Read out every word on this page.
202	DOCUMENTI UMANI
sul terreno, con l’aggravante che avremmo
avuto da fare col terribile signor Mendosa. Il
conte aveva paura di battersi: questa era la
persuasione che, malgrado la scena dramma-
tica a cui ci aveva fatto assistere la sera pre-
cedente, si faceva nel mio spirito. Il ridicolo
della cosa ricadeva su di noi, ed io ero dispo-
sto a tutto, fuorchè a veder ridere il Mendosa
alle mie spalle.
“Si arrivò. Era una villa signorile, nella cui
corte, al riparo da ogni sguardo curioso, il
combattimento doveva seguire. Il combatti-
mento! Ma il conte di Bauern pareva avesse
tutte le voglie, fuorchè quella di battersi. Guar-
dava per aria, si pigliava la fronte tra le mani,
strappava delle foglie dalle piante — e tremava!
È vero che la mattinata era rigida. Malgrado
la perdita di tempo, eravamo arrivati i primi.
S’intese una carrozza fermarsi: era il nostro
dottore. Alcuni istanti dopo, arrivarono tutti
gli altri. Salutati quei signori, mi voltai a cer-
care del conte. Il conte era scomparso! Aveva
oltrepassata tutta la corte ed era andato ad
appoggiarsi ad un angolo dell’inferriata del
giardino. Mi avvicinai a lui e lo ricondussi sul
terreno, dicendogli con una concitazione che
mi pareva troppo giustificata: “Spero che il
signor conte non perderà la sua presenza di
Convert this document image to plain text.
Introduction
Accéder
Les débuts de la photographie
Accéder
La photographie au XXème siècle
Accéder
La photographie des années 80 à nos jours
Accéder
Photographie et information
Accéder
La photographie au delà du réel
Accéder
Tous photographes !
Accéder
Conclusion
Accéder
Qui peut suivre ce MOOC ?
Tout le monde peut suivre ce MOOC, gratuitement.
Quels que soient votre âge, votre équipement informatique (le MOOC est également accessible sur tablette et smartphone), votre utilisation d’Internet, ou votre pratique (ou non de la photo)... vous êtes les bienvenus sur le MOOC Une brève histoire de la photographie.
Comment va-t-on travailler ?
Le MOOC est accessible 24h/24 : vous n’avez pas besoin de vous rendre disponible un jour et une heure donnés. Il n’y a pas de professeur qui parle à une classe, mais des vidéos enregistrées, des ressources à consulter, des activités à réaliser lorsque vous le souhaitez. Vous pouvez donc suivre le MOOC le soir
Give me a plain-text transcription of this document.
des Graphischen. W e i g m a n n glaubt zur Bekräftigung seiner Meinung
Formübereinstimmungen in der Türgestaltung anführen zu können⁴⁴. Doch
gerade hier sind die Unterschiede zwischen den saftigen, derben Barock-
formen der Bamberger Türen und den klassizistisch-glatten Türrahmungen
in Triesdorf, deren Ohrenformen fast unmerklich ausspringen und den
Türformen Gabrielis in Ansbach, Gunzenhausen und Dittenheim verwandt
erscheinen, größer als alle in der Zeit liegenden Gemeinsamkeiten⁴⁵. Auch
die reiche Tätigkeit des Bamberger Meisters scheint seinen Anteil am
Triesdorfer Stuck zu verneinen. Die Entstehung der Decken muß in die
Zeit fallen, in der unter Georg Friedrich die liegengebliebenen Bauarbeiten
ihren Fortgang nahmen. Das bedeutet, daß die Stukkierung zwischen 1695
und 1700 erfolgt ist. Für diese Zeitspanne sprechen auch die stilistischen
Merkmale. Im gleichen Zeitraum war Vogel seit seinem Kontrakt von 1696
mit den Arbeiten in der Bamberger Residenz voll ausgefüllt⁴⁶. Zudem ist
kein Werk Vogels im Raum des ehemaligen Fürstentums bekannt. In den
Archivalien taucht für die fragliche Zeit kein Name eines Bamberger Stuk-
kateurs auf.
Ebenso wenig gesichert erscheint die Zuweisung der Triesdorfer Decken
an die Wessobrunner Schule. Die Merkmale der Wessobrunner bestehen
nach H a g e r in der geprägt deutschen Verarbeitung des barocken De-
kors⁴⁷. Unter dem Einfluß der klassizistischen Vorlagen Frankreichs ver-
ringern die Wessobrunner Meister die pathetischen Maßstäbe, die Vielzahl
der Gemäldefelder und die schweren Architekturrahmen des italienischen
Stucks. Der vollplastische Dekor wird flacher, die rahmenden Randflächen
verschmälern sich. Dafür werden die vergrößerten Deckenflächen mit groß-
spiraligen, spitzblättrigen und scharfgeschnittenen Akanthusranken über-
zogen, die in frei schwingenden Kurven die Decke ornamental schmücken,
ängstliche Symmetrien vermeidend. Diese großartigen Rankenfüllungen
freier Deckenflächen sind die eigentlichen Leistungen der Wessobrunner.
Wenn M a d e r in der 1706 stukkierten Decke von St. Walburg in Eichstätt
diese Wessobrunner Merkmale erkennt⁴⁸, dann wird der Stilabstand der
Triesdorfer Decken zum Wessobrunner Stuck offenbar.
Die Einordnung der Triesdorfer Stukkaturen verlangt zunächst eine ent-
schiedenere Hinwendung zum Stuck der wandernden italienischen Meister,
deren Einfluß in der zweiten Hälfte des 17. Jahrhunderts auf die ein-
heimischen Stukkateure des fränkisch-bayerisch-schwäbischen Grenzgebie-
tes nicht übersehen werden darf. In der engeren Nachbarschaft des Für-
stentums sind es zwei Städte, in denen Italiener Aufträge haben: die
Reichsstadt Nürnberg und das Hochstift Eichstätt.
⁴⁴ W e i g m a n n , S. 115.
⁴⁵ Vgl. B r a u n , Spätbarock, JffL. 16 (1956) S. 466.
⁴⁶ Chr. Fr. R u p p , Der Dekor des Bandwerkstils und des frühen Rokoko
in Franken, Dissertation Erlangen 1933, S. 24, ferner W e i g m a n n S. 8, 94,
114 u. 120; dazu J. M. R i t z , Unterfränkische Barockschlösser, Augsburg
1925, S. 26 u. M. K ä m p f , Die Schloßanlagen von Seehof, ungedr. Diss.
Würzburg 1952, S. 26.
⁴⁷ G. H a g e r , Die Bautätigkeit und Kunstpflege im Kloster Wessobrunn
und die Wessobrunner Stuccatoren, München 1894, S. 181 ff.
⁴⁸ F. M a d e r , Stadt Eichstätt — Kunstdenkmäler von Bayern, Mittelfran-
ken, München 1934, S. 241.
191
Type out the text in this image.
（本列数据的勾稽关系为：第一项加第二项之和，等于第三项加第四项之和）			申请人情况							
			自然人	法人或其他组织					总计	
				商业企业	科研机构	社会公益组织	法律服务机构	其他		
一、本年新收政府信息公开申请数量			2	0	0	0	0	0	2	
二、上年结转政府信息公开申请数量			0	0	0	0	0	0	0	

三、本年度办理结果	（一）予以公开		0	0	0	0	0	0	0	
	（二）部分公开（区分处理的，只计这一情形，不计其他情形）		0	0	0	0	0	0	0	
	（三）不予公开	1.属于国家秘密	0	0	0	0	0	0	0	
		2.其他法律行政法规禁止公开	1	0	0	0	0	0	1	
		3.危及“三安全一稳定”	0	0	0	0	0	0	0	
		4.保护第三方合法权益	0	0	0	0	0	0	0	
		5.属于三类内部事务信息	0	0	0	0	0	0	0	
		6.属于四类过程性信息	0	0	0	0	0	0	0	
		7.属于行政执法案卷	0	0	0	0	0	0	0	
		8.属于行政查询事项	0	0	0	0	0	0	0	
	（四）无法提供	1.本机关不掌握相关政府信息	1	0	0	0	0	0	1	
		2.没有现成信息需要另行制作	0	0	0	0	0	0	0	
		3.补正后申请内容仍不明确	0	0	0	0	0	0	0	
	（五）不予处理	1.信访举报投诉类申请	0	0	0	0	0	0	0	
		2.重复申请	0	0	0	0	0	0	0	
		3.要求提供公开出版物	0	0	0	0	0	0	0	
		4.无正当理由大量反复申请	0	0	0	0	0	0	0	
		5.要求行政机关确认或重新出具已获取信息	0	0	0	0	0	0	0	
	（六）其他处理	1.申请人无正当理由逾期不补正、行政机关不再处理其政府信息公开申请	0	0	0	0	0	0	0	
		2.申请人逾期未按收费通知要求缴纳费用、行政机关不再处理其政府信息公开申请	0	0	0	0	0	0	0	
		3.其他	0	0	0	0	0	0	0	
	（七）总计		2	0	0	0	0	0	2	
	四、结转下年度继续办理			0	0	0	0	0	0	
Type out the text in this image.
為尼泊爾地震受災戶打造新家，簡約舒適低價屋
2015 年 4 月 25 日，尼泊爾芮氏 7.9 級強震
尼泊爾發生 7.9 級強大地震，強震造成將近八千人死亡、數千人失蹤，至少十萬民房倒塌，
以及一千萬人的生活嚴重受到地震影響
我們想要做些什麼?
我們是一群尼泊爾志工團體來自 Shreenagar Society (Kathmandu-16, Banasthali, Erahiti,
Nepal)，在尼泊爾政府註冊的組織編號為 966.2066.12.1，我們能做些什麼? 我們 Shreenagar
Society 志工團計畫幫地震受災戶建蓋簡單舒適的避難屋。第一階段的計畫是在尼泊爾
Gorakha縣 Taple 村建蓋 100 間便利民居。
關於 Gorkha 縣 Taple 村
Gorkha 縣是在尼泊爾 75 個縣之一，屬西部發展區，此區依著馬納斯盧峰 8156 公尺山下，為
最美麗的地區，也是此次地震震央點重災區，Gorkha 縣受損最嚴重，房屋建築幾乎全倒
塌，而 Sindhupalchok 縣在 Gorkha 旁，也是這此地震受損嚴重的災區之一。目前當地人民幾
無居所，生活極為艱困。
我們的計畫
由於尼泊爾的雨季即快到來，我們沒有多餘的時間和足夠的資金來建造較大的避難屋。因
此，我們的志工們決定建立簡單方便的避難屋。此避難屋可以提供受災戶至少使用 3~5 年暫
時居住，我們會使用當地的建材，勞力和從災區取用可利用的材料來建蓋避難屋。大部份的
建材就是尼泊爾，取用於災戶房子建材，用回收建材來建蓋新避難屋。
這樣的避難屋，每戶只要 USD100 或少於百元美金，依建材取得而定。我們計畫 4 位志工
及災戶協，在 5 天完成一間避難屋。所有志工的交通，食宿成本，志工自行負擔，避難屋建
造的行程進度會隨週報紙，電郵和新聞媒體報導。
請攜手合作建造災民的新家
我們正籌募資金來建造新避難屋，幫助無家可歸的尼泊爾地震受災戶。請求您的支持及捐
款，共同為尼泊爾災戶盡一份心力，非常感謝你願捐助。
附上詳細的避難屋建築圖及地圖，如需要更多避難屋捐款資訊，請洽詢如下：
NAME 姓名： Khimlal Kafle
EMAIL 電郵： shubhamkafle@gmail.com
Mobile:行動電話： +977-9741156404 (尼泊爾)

***

● Task brief
From the entries above, select each line containing the string "battersi".

● Solution to the exercise
conte aveva paura di battersi: questa era la
tutte le voglie, fuorchè quella di battersi. Guar-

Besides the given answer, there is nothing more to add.